=== Task statement ===
Quote every line of the material beneath this one.

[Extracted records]
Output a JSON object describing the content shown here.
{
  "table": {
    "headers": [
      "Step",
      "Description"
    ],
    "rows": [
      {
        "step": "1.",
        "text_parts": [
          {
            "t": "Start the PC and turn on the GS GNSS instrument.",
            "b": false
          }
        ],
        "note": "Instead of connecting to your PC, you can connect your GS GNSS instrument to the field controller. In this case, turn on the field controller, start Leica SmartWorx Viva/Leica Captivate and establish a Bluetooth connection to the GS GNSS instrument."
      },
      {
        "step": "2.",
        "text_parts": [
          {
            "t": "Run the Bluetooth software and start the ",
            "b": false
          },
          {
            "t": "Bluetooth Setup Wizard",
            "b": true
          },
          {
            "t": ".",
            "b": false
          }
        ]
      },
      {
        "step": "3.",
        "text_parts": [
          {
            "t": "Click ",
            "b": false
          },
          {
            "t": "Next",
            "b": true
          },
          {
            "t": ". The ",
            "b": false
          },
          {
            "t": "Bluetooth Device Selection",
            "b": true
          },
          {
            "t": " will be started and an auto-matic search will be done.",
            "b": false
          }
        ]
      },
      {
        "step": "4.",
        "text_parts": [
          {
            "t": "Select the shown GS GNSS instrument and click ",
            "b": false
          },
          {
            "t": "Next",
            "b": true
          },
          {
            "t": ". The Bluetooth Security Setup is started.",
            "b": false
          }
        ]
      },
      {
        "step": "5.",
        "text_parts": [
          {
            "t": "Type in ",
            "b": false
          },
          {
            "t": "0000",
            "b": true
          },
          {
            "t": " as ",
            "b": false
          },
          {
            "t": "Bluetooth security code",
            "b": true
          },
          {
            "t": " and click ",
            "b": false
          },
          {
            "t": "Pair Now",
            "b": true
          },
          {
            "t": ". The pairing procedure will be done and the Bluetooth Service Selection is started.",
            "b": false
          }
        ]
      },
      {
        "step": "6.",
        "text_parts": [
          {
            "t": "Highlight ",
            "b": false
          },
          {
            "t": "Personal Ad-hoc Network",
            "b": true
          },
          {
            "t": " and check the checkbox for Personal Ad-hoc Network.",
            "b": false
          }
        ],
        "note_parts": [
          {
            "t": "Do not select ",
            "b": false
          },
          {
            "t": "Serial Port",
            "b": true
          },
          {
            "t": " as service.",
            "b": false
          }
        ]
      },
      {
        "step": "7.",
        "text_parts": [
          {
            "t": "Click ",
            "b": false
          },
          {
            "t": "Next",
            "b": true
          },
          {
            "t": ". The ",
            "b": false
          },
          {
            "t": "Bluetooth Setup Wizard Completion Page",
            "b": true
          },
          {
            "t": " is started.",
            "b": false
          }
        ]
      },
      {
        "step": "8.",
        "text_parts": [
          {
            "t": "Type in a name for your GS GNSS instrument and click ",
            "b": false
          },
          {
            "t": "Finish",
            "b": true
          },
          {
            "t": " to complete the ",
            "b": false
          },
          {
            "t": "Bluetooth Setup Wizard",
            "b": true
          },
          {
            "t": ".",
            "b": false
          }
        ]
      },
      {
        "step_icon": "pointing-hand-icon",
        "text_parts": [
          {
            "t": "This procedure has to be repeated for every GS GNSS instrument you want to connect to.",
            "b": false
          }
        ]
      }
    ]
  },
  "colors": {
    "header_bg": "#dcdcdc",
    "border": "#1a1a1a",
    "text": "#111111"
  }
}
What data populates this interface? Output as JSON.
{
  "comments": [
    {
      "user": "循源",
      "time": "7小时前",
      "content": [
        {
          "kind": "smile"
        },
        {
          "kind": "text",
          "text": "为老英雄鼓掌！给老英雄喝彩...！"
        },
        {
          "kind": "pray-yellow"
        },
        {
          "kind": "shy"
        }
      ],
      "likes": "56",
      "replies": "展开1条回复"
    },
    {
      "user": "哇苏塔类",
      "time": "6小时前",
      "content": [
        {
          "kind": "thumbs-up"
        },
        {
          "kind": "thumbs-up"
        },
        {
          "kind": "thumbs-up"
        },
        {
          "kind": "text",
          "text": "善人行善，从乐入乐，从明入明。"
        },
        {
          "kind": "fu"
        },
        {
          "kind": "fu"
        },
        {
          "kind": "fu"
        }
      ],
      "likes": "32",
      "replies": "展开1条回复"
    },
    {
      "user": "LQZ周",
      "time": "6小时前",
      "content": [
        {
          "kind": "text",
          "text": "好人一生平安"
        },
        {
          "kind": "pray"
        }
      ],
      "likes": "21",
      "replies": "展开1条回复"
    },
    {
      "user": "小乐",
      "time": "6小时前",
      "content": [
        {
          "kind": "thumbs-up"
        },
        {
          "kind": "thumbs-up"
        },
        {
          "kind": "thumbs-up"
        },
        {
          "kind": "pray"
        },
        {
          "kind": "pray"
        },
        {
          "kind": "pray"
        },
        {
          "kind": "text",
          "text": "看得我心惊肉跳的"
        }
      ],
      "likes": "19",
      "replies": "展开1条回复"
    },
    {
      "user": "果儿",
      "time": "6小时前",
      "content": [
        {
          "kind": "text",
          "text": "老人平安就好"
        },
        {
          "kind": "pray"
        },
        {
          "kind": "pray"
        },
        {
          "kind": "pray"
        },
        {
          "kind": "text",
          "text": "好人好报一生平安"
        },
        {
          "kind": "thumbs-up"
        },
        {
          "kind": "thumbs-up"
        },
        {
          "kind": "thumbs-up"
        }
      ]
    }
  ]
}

=== Exercise answer ===
Output a JSON object describing the content shown here.
{
  "table": {
    "headers": [
      "Step",
      "Description"
    ],
    "rows": [
      {
        "step": "1.",
        "text_parts": [
          {
            "t": "Start the PC and turn on the GS GNSS instrument.",
            "b": false
          }
        ],
        "note": "Instead of connecting to your PC, you can connect your GS GNSS instrument to the field controller. In this case, turn on the field controller, start Leica SmartWorx Viva/Leica Captivate and establish a Bluetooth connection to the GS GNSS instrument."
      },
      {
        "step": "2.",
        "text_parts": [
          {
            "t": "Run the Bluetooth software and start the ",
            "b": false
          },
          {
            "t": "Bluetooth Setup Wizard",
            "b": true
          },
          {
            "t": ".",
            "b": false
          }
        ]
      },
      {
        "step": "3.",
        "text_parts": [
          {
            "t": "Click ",
            "b": false
          },
          {
            "t": "Next",
            "b": true
          },
          {
            "t": ". The ",
            "b": false
          },
          {
            "t": "Bluetooth Device Selection",
            "b": true
          },
          {
            "t": " will be started and an auto-matic search will be done.",
            "b": false
          }
        ]
      },
      {
        "step": "4.",
        "text_parts": [
          {
            "t": "Select the shown GS GNSS instrument and click ",
            "b": false
          },
          {
            "t": "Next",
            "b": true
          },
          {
            "t": ". The Bluetooth Security Setup is started.",
            "b": false
          }
        ]
      },
      {
        "step": "5.",
        "text_parts": [
          {
            "t": "Type in ",
            "b": false
          },
          {
            "t": "0000",
            "b": true
          },
          {
            "t": " as ",
            "b": false
          },
          {
            "t": "Bluetooth security code",
            "b": true
          },
          {
            "t": " and click ",
            "b": false
          },
          {
            "t": "Pair Now",
            "b": true
          },
          {
            "t": ". The pairing procedure will be done and the Bluetooth Service Selection is started.",
            "b": false
          }
        ]
      },
      {
        "step": "6.",
        "text_parts": [
          {
            "t": "Highlight ",
            "b": false
          },
          {
            "t": "Personal Ad-hoc Network",
            "b": true
          },
          {
            "t": " and check the checkbox for Personal Ad-hoc Network.",
            "b": false
          }
        ],
        "note_parts": [
          {
            "t": "Do not select ",
            "b": false
          },
          {
            "t": "Serial Port",
            "b": true
          },
          {
            "t": " as service.",
            "b": false
          }
        ]
      },
      {
        "step": "7.",
        "text_parts": [
          {
            "t": "Click ",
            "b": false
          },
          {
            "t": "Next",
            "b": true
          },
          {
            "t": ". The ",
            "b": false
          },
          {
            "t": "Bluetooth Setup Wizard Completion Page",
            "b": true
          },
          {
            "t": " is started.",
            "b": false
          }
        ]
      },
      {
        "step": "8.",
        "text_parts": [
          {
            "t": "Type in a name for your GS GNSS instrument and click ",
            "b": false
          },
          {
            "t": "Finish",
            "b": true
          },
          {
            "t": " to complete the ",
            "b": false
          },
          {
            "t": "Bluetooth Setup Wizard",
            "b": true
          },
          {
            "t": ".",
            "b": false
          }
        ]
      },
      {
        "step_icon": "pointing-hand-icon",
        "text_parts": [
          {
            "t": "This procedure has to be repeated for every GS GNSS instrument you want to connect to.",
            "b": false
          }
        ]
      }
    ]
  },
  "colors": {
    "header_bg": "#dcdcdc",
    "border": "#1a1a1a",
    "text": "#111111"
  }
}
What data populates this interface? Output as JSON.
{
  "comments": [
    {
      "user": "循源",
      "time": "7小时前",
      "content": [
        {
          "kind": "smile"
        },
        {
          "kind": "text",
          "text": "为老英雄鼓掌！给老英雄喝彩...！"
        },
        {
          "kind": "pray-yellow"
        },
        {
          "kind": "shy"
        }
      ],
      "likes": "56",
      "replies": "展开1条回复"
    },
    {
      "user": "哇苏塔类",
      "time": "6小时前",
      "content": [
        {
          "kind": "thumbs-up"
        },
        {
          "kind": "thumbs-up"
        },
        {
          "kind": "thumbs-up"
        },
        {
          "kind": "text",
          "text": "善人行善，从乐入乐，从明入明。"
        },
        {
          "kind": "fu"
        },
        {
          "kind": "fu"
        },
        {
          "kind": "fu"
        }
      ],
      "likes": "32",
      "replies": "展开1条回复"
    },
    {
      "user": "LQZ周",
      "time": "6小时前",
      "content": [
        {
          "kind": "text",
          "text": "好人一生平安"
        },
        {
          "kind": "pray"
        }
      ],
      "likes": "21",
      "replies": "展开1条回复"
    },
    {
      "user": "小乐",
      "time": "6小时前",
      "content": [
        {
          "kind": "thumbs-up"
        },
        {
          "kind": "thumbs-up"
        },
        {
          "kind": "thumbs-up"
        },
        {
          "kind": "pray"
        },
        {
          "kind": "pray"
        },
        {
          "kind": "pray"
        },
        {
          "kind": "text",
          "text": "看得我心惊肉跳的"
        }
      ],
      "likes": "19",
      "replies": "展开1条回复"
    },
    {
      "user": "果儿",
      "time": "6小时前",
      "content": [
        {
          "kind": "text",
          "text": "老人平安就好"
        },
        {
          "kind": "pray"
        },
        {
          "kind": "pray"
        },
        {
          "kind": "pray"
        },
        {
          "kind": "text",
          "text": "好人好报一生平安"
        },
        {
          "kind": "thumbs-up"
        },
        {
          "kind": "thumbs-up"
        },
        {
          "kind": "thumbs-up"
        }
      ]
    }
  ]
}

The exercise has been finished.